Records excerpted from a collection
== == ==

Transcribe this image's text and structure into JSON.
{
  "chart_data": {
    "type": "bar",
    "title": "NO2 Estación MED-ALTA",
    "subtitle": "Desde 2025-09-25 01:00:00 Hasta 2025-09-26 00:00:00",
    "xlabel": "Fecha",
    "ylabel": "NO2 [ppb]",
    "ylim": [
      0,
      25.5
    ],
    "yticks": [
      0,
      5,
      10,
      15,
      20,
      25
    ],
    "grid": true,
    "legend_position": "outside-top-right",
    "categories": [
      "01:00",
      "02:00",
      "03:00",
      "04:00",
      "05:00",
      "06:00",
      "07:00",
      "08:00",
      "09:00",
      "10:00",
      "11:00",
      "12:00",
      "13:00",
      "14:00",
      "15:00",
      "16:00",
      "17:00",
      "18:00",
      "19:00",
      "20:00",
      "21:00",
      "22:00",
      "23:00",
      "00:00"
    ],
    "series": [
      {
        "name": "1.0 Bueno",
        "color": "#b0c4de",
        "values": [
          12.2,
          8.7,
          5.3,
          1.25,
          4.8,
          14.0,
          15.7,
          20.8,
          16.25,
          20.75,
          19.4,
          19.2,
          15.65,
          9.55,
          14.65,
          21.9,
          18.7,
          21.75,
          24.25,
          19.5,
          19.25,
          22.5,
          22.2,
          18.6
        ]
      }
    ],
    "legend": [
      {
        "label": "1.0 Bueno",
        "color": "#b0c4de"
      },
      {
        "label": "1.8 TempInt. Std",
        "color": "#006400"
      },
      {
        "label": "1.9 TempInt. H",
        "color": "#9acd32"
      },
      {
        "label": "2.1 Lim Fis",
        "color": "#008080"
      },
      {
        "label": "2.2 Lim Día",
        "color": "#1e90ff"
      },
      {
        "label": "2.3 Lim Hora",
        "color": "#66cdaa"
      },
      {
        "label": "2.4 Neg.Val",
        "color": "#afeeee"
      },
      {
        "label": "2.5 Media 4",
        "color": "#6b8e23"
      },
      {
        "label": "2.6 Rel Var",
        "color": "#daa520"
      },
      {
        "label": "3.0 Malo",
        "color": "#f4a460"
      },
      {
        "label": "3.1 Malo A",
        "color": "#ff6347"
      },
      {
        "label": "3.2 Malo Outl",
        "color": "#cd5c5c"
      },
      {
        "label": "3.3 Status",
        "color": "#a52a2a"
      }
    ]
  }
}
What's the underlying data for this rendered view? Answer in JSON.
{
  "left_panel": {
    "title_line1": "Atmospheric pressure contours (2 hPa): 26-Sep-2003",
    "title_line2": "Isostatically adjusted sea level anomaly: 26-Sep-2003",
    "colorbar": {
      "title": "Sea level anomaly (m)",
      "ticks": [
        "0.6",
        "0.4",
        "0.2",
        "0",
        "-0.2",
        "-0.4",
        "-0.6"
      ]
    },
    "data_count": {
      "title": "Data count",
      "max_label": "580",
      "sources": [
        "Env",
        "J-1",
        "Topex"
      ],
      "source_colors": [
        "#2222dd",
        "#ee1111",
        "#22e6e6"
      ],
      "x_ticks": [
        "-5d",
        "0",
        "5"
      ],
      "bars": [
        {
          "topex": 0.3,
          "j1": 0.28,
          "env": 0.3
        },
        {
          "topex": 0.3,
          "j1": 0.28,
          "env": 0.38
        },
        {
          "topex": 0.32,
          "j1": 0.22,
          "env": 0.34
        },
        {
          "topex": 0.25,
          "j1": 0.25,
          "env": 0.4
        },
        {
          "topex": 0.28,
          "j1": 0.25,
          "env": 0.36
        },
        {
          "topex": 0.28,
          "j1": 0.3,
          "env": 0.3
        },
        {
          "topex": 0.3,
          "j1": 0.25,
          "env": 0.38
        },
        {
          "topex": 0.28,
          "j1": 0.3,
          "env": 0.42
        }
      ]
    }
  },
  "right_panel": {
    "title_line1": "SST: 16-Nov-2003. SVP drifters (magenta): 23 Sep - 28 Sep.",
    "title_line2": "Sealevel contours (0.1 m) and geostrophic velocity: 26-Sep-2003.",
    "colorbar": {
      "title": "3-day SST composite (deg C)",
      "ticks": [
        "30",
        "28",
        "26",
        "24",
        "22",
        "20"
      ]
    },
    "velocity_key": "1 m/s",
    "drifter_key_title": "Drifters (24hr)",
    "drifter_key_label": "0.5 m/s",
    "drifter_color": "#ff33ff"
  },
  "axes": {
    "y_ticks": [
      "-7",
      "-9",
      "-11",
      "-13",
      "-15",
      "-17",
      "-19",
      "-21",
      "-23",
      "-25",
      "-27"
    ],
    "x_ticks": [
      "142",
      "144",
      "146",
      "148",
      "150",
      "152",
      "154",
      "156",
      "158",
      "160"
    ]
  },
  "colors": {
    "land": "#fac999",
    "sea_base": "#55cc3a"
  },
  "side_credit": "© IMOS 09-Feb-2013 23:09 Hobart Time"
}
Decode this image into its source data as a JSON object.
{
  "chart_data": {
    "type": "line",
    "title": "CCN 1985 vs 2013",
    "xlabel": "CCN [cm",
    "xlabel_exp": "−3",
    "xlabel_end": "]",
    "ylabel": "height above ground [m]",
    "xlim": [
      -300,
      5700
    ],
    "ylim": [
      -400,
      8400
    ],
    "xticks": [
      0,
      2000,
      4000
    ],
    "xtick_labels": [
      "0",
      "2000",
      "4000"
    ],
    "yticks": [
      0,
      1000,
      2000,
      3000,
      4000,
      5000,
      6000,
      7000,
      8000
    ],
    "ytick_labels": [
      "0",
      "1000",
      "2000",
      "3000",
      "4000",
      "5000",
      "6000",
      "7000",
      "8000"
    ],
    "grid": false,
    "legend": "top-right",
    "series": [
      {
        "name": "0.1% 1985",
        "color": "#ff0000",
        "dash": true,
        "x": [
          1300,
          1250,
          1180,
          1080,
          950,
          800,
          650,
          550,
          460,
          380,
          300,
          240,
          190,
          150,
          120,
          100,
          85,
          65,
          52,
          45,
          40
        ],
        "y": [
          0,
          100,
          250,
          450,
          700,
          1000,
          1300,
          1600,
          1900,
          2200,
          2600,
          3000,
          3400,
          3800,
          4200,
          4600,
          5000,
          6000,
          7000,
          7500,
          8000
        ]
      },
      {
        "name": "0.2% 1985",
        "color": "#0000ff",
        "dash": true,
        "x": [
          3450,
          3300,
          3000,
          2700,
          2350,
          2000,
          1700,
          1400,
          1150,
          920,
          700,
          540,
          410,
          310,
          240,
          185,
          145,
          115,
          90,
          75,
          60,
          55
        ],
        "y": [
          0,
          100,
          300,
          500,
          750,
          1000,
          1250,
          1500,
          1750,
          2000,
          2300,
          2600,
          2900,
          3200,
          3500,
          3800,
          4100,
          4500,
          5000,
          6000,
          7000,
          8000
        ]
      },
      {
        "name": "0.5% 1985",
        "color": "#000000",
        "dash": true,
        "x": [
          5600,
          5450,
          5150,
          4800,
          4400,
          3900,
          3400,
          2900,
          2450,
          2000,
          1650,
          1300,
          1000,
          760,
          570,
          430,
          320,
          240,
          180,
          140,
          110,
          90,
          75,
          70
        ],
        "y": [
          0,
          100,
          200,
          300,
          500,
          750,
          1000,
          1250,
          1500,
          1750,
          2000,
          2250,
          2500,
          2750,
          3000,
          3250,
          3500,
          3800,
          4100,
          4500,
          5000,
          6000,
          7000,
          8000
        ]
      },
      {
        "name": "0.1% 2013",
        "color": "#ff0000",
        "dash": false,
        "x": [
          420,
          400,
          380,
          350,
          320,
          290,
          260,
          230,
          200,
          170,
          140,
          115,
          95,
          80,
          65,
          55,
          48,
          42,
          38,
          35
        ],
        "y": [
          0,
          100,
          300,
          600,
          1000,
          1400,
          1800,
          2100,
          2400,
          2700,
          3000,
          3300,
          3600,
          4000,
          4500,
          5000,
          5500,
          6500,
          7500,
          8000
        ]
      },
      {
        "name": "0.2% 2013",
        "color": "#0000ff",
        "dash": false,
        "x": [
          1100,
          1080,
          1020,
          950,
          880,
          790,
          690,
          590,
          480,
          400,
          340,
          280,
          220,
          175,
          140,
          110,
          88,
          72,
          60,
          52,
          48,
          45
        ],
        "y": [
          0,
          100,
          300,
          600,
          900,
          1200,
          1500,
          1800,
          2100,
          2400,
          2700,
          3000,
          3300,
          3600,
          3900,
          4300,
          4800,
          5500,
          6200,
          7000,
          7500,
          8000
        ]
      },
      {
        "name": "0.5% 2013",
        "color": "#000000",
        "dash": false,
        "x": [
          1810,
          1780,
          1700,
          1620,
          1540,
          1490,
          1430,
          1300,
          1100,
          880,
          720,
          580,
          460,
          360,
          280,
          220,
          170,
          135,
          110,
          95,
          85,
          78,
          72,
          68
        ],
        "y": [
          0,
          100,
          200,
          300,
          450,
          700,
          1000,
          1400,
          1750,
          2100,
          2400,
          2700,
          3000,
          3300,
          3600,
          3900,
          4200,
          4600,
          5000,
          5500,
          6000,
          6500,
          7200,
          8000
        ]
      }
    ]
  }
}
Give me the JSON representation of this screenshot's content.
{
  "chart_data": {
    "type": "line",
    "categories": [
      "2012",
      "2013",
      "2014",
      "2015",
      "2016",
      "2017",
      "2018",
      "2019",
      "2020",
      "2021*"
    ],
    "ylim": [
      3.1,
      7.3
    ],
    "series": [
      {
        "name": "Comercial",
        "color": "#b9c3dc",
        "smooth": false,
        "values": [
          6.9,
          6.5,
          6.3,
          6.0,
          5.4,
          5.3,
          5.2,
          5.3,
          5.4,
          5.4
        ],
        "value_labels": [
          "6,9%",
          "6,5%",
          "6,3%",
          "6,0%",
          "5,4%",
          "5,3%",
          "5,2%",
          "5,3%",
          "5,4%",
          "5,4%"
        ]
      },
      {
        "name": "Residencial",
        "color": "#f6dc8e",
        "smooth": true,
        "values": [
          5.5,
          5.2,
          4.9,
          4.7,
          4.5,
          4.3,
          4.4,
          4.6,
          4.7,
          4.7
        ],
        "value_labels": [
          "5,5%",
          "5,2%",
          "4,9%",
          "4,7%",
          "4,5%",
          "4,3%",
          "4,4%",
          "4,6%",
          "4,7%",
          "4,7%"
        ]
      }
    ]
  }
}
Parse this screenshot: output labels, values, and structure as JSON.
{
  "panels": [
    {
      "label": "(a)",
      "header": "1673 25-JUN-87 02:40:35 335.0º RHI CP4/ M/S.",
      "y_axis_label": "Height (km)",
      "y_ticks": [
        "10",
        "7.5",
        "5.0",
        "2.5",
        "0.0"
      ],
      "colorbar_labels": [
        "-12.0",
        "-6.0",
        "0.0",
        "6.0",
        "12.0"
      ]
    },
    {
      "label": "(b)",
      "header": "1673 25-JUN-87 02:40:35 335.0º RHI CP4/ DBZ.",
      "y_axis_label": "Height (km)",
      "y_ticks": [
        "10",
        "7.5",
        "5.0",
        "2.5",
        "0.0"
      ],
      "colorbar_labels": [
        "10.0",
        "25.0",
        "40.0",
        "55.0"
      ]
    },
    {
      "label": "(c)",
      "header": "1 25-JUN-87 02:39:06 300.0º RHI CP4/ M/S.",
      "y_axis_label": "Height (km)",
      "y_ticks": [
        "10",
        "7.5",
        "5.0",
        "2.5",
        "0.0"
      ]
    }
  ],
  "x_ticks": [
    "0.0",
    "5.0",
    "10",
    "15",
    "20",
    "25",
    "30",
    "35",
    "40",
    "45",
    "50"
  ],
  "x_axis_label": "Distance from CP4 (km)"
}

== == ==

▶ _WHAT THE TASK ASKS_: Locate each line with the word "into" and copy it.

▶ _ANSWER TO THIS EXERCISE_:
Transcribe this image's text and structure into JSON.
Decode this image into its source data as a JSON object.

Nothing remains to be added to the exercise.